> **Provided material**
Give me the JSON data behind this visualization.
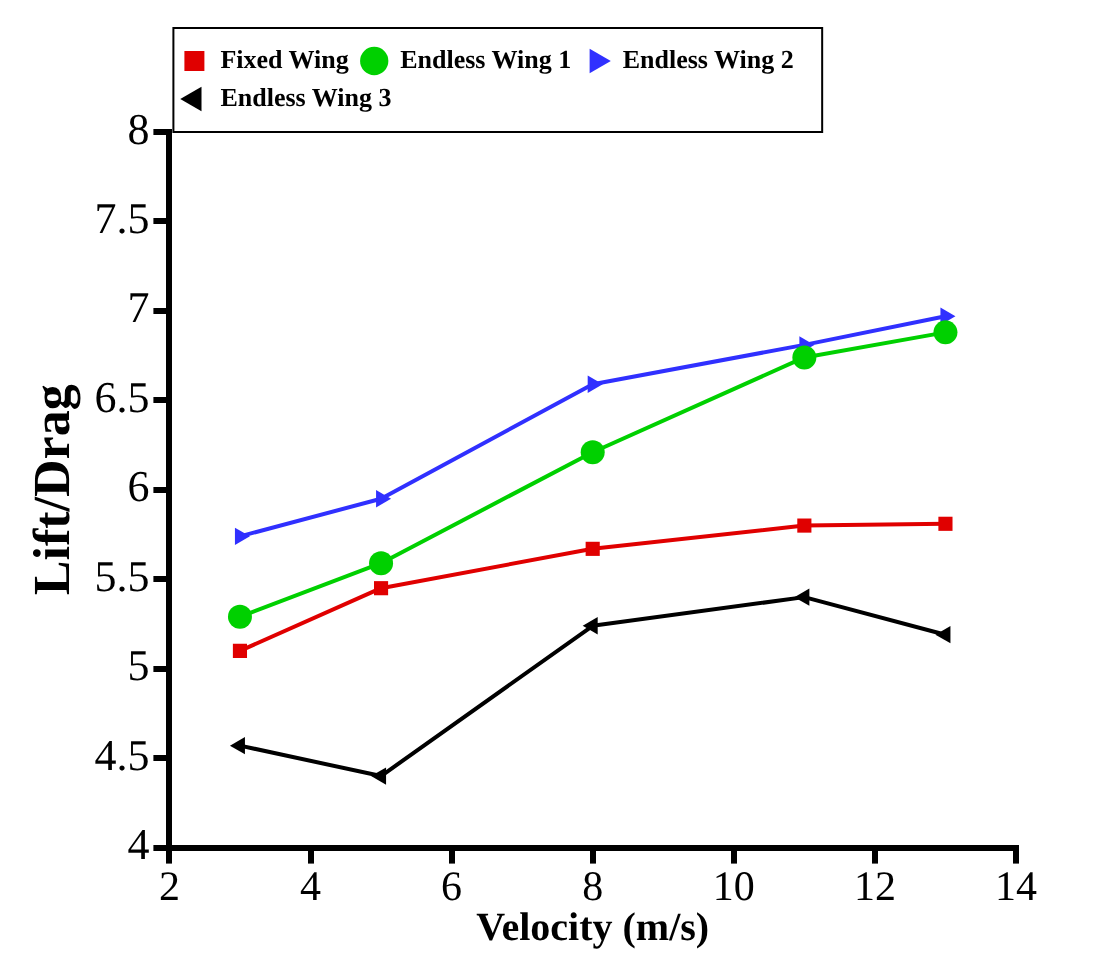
{
  "chart_data": {
    "type": "line",
    "xlabel": "Velocity (m/s)",
    "ylabel": "Lift/Drag",
    "x": [
      3,
      5,
      8,
      11,
      13
    ],
    "series": [
      {
        "name": "Fixed Wing",
        "color": "#e00000",
        "marker": "square",
        "values": [
          5.1,
          5.45,
          5.67,
          5.8,
          5.81
        ]
      },
      {
        "name": "Endless Wing 1",
        "color": "#00d000",
        "marker": "circle",
        "values": [
          5.29,
          5.59,
          6.21,
          6.74,
          6.88
        ]
      },
      {
        "name": "Endless Wing 2",
        "color": "#3030ff",
        "marker": "triangle-right",
        "values": [
          5.74,
          5.95,
          6.59,
          6.81,
          6.97
        ]
      },
      {
        "name": "Endless Wing 3",
        "color": "#000000",
        "marker": "triangle-left",
        "values": [
          4.57,
          4.4,
          5.24,
          5.4,
          5.19
        ]
      }
    ],
    "xlim": [
      2,
      14
    ],
    "xticks": [
      2,
      4,
      6,
      8,
      10,
      12,
      14
    ],
    "ylim": [
      4,
      8
    ],
    "yticks": [
      4,
      4.5,
      5,
      5.5,
      6,
      6.5,
      7,
      7.5,
      8
    ],
    "grid": false,
    "legend": "top left"
  }
}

> **Exercise objective**
Only the number is wanted: how many lines in the data include the word "name"?

> **Exercise response**
4